▶ **Task directions**
Output all of the entries below precisely as written.

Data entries

================================

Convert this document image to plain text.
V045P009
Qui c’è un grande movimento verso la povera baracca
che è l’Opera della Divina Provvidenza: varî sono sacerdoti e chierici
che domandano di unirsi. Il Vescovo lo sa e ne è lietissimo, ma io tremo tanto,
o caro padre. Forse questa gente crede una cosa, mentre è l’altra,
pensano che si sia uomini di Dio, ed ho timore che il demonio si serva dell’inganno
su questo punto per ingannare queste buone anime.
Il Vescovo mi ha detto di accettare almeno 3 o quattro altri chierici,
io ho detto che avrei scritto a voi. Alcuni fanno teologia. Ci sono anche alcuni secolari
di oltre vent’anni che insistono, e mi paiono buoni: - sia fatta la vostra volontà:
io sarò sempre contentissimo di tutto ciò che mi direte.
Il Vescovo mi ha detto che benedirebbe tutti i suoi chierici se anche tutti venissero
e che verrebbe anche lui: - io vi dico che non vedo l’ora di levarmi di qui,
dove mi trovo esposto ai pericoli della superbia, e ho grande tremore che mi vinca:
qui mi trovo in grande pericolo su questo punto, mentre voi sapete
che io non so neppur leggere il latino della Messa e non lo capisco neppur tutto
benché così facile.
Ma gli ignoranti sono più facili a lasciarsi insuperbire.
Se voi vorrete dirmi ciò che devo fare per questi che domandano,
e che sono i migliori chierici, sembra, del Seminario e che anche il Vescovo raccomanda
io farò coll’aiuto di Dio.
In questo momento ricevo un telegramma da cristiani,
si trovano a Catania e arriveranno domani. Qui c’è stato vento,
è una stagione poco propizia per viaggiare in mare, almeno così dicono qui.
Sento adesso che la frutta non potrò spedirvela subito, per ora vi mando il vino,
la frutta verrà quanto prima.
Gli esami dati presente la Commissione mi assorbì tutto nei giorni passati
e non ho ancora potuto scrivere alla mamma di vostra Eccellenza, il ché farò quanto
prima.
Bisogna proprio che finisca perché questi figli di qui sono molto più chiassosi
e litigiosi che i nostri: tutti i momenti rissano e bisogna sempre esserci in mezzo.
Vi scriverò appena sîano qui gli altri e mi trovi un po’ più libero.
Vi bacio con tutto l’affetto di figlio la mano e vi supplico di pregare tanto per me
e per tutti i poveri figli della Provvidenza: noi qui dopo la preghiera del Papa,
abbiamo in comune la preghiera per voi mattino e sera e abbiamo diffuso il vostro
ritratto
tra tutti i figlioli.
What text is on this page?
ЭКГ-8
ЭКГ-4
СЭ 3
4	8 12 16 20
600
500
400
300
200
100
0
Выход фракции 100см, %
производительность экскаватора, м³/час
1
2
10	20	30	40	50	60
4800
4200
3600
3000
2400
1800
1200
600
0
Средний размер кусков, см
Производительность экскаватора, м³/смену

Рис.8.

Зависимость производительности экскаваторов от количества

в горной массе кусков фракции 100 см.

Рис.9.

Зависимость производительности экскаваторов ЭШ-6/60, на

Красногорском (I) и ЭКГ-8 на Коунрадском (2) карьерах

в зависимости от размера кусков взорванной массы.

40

================================

▶ **Worked answer**
Convert this document image to plain text.
V045P009
Qui c’è un grande movimento verso la povera baracca
che è l’Opera della Divina Provvidenza: varî sono sacerdoti e chierici
che domandano di unirsi. Il Vescovo lo sa e ne è lietissimo, ma io tremo tanto,
o caro padre. Forse questa gente crede una cosa, mentre è l’altra,
pensano che si sia uomini di Dio, ed ho timore che il demonio si serva dell’inganno
su questo punto per ingannare queste buone anime.
Il Vescovo mi ha detto di accettare almeno 3 o quattro altri chierici,
io ho detto che avrei scritto a voi. Alcuni fanno teologia. Ci sono anche alcuni secolari
di oltre vent’anni che insistono, e mi paiono buoni: - sia fatta la vostra volontà:
io sarò sempre contentissimo di tutto ciò che mi direte.
Il Vescovo mi ha detto che benedirebbe tutti i suoi chierici se anche tutti venissero
e che verrebbe anche lui: - io vi dico che non vedo l’ora di levarmi di qui,
dove mi trovo esposto ai pericoli della superbia, e ho grande tremore che mi vinca:
qui mi trovo in grande pericolo su questo punto, mentre voi sapete
che io non so neppur leggere il latino della Messa e non lo capisco neppur tutto
benché così facile.
Ma gli ignoranti sono più facili a lasciarsi insuperbire.
Se voi vorrete dirmi ciò che devo fare per questi che domandano,
e che sono i migliori chierici, sembra, del Seminario e che anche il Vescovo raccomanda
io farò coll’aiuto di Dio.
In questo momento ricevo un telegramma da cristiani,
si trovano a Catania e arriveranno domani. Qui c’è stato vento,
è una stagione poco propizia per viaggiare in mare, almeno così dicono qui.
Sento adesso che la frutta non potrò spedirvela subito, per ora vi mando il vino,
la frutta verrà quanto prima.
Gli esami dati presente la Commissione mi assorbì tutto nei giorni passati
e non ho ancora potuto scrivere alla mamma di vostra Eccellenza, il ché farò quanto
prima.
Bisogna proprio che finisca perché questi figli di qui sono molto più chiassosi
e litigiosi che i nostri: tutti i momenti rissano e bisogna sempre esserci in mezzo.
Vi scriverò appena sîano qui gli altri e mi trovi un po’ più libero.
Vi bacio con tutto l’affetto di figlio la mano e vi supplico di pregare tanto per me
e per tutti i poveri figli della Provvidenza: noi qui dopo la preghiera del Papa,
abbiamo in comune la preghiera per voi mattino e sera e abbiamo diffuso il vostro
ritratto
tra tutti i figlioli.
What text is on this page?
ЭКГ-8
ЭКГ-4
СЭ 3
4	8 12 16 20
600
500
400
300
200
100
0
Выход фракции 100см, %
производительность экскаватора, м³/час
1
2
10	20	30	40	50	60
4800
4200
3600
3000
2400
1800
1200
600
0
Средний размер кусков, см
Производительность экскаватора, м³/смену

Рис.8.

Зависимость производительности экскаваторов от количества

в горной массе кусков фракции 100 см.

Рис.9.

Зависимость производительности экскаваторов ЭШ-6/60, на

Красногорском (I) и ЭКГ-8 на Коунрадском (2) карьерах

в зависимости от размера кусков взорванной массы.

40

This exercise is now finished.